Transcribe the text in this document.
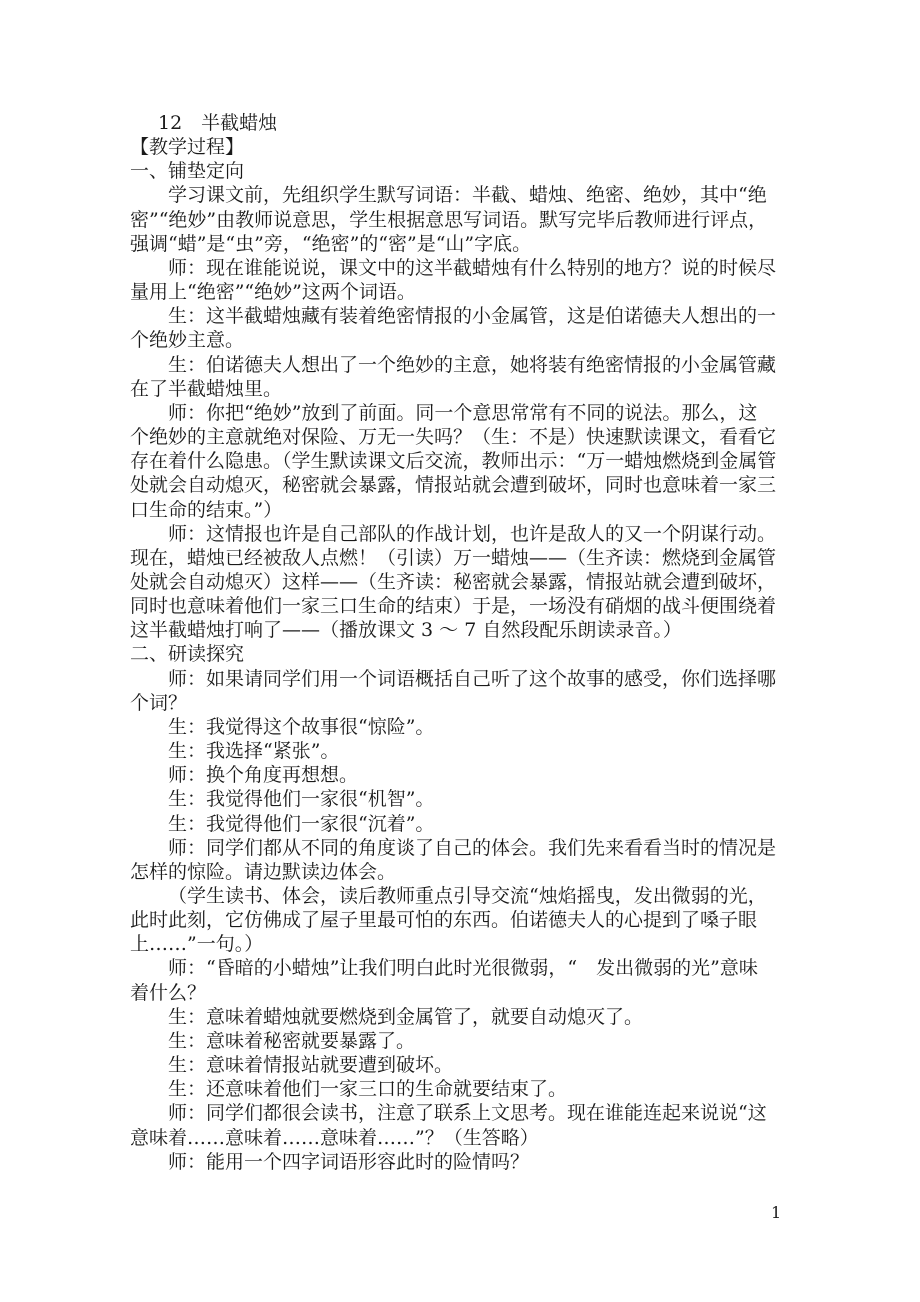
12　半截蜡烛
【教学过程】
一、铺垫定向
学习课文前，先组织学生默写词语：半截、蜡烛、绝密、绝妙，其中“绝
密”“绝妙”由教师说意思，学生根据意思写词语。默写完毕后教师进行评点，
强调“蜡”是“虫”旁，“绝密”的“密”是“山”字底。
师：现在谁能说说，课文中的这半截蜡烛有什么特别的地方？说的时候尽
量用上“绝密”“绝妙”这两个词语。
生：这半截蜡烛藏有装着绝密情报的小金属管，这是伯诺德夫人想出的一
个绝妙主意。
生：伯诺德夫人想出了一个绝妙的主意，她将装有绝密情报的小金属管藏
在了半截蜡烛里。
师：你把“绝妙”放到了前面。同一个意思常常有不同的说法。那么，这
个绝妙的主意就绝对保险、万无一失吗？（生：不是）快速默读课文，看看它
存在着什么隐患。（学生默读课文后交流，教师出示：“万一蜡烛燃烧到金属管
处就会自动熄灭，秘密就会暴露，情报站就会遭到破坏，同时也意味着一家三
口生命的结束。”）
师：这情报也许是自己部队的作战计划，也许是敌人的又一个阴谋行动。
现在，蜡烛已经被敌人点燃！（引读）万一蜡烛——（生齐读：燃烧到金属管
处就会自动熄灭）这样——（生齐读：秘密就会暴露，情报站就会遭到破坏，
同时也意味着他们一家三口生命的结束）于是，一场没有硝烟的战斗便围绕着
这半截蜡烛打响了——（播放课文 3 ～ 7 自然段配乐朗读录音。）
二、研读探究
师：如果请同学们用一个词语概括自己听了这个故事的感受，你们选择哪
个词？
生：我觉得这个故事很“惊险”。
生：我选择“紧张”。
师：换个角度再想想。
生：我觉得他们一家很“机智”。
生：我觉得他们一家很“沉着”。
师：同学们都从不同的角度谈了自己的体会。我们先来看看当时的情况是
怎样的惊险。请边默读边体会。
（学生读书、体会，读后教师重点引导交流“烛焰摇曳，发出微弱的光，
此时此刻，它仿佛成了屋子里最可怕的东西。伯诺德夫人的心提到了嗓子眼
上……”一句。）
师：“昏暗的小蜡烛”让我们明白此时光很微弱，“　发出微弱的光”意味
着什么？
生：意味着蜡烛就要燃烧到金属管了，就要自动熄灭了。
生：意味着秘密就要暴露了。
生：意味着情报站就要遭到破坏。
生：还意味着他们一家三口的生命就要结束了。
师：同学们都很会读书，注意了联系上文思考。现在谁能连起来说说“这
意味着……意味着……意味着……”？（生答略）
师：能用一个四字词语形容此时的险情吗？
1
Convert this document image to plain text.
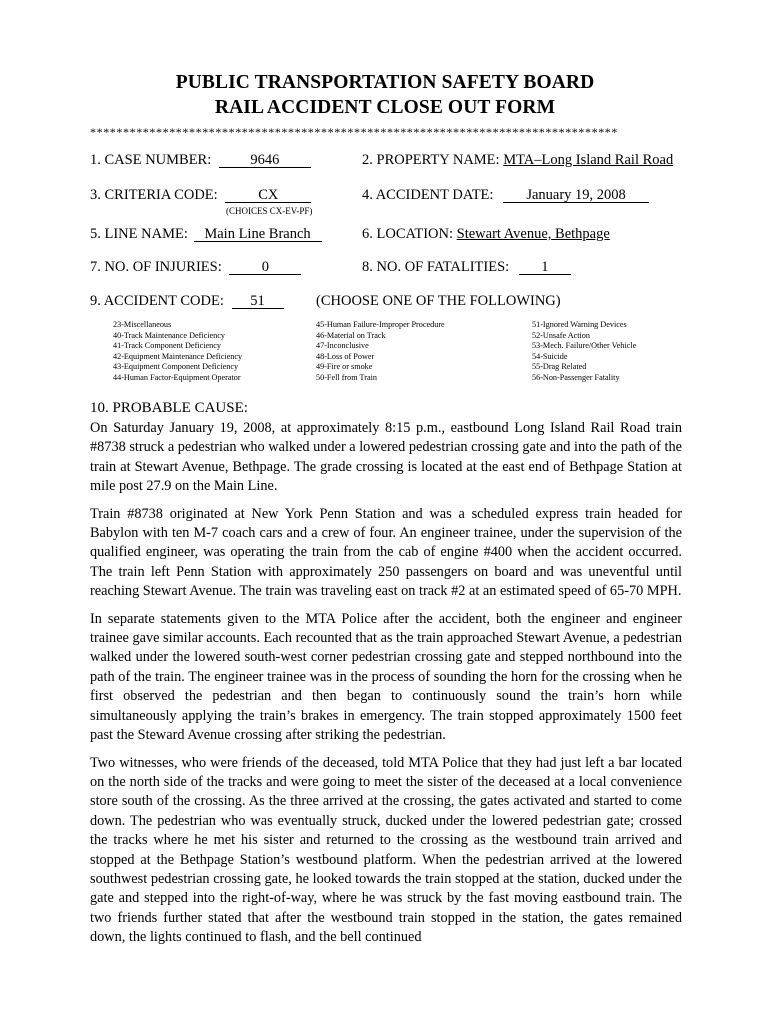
PUBLIC TRANSPORTATION SAFETY BOARD
RAIL ACCIDENT CLOSE OUT FORM
********************************************************************************
1. CASE NUMBER:	9646	2. PROPERTY NAME: MTA–Long Island Rail Road
3. CRITERIA CODE:	CX
(CHOICES CX-EV-PF)
4. ACCIDENT DATE: January 19, 2008
5. LINE NAME: Main Line Branch	6. LOCATION: Stewart Avenue, Bethpage
7. NO. OF INJURIES:	0	8. NO. OF FATALITIES: 1
9. ACCIDENT CODE: 51	(CHOOSE ONE OF THE FOLLOWING)
23-Miscellaneous
40-Track Maintenance Deficiency
41-Track Component Deficiency
42-Equipment Maintenance Deficiency
43-Equipment Component Deficiency
44-Human Factor-Equipment Operator
45-Human Failure-Improper Procedure
46-Material on Track
47-Inconclusive
48-Loss of Power
49-Fire or smoke
50-Fell from Train
51-Ignored Warning Devices
52-Unsafe Action
53-Mech. Failure/Other Vehicle
54-Suicide
55-Drag Related
56-Non-Passenger Fatality
10. PROBABLE CAUSE:

On Saturday January 19, 2008, at approximately 8:15 p.m., eastbound Long Island Rail Road train #8738 struck a pedestrian who walked under a lowered pedestrian crossing gate and into the path of the train at Stewart Avenue, Bethpage. The grade crossing is located at the east end of Bethpage Station at mile post 27.9 on the Main Line.

Train #8738 originated at New York Penn Station and was a scheduled express train headed for Babylon with ten M-7 coach cars and a crew of four. An engineer trainee, under the supervision of the qualified engineer, was operating the train from the cab of engine #400 when the accident occurred. The train left Penn Station with approximately 250 passengers on board and was uneventful until reaching Stewart Avenue. The train was traveling east on track #2 at an estimated speed of 65-70 MPH.

In separate statements given to the MTA Police after the accident, both the engineer and engineer trainee gave similar accounts. Each recounted that as the train approached Stewart Avenue, a pedestrian walked under the lowered south-west corner pedestrian crossing gate and stepped northbound into the path of the train. The engineer trainee was in the process of sounding the horn for the crossing when he first observed the pedestrian and then began to continuously sound the train’s horn while simultaneously applying the train’s brakes in emergency. The train stopped approximately 1500 feet past the Steward Avenue crossing after striking the pedestrian.

Two witnesses, who were friends of the deceased, told MTA Police that they had just left a bar located on the north side of the tracks and were going to meet the sister of the deceased at a local convenience store south of the crossing. As the three arrived at the crossing, the gates activated and started to come down. The pedestrian who was eventually struck, ducked under the lowered pedestrian gate; crossed the tracks where he met his sister and returned to the crossing as the westbound train arrived and stopped at the Bethpage Station’s westbound platform. When the pedestrian arrived at the lowered southwest pedestrian crossing gate, he looked towards the train stopped at the station, ducked under the gate and stepped into the right-of-way, where he was struck by the fast moving eastbound train. The two friends further stated that after the westbound train stopped in the station, the gates remained down, the lights continued to flash, and the bell continued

WRITTEN EXERCISE: Every line of the listing that holds "Deficiency" should be found and copied.

EXERCISE RESPONSE:
40-Track Maintenance Deficiency
41-Track Component Deficiency
42-Equipment Maintenance Deficiency
43-Equipment Component Deficiency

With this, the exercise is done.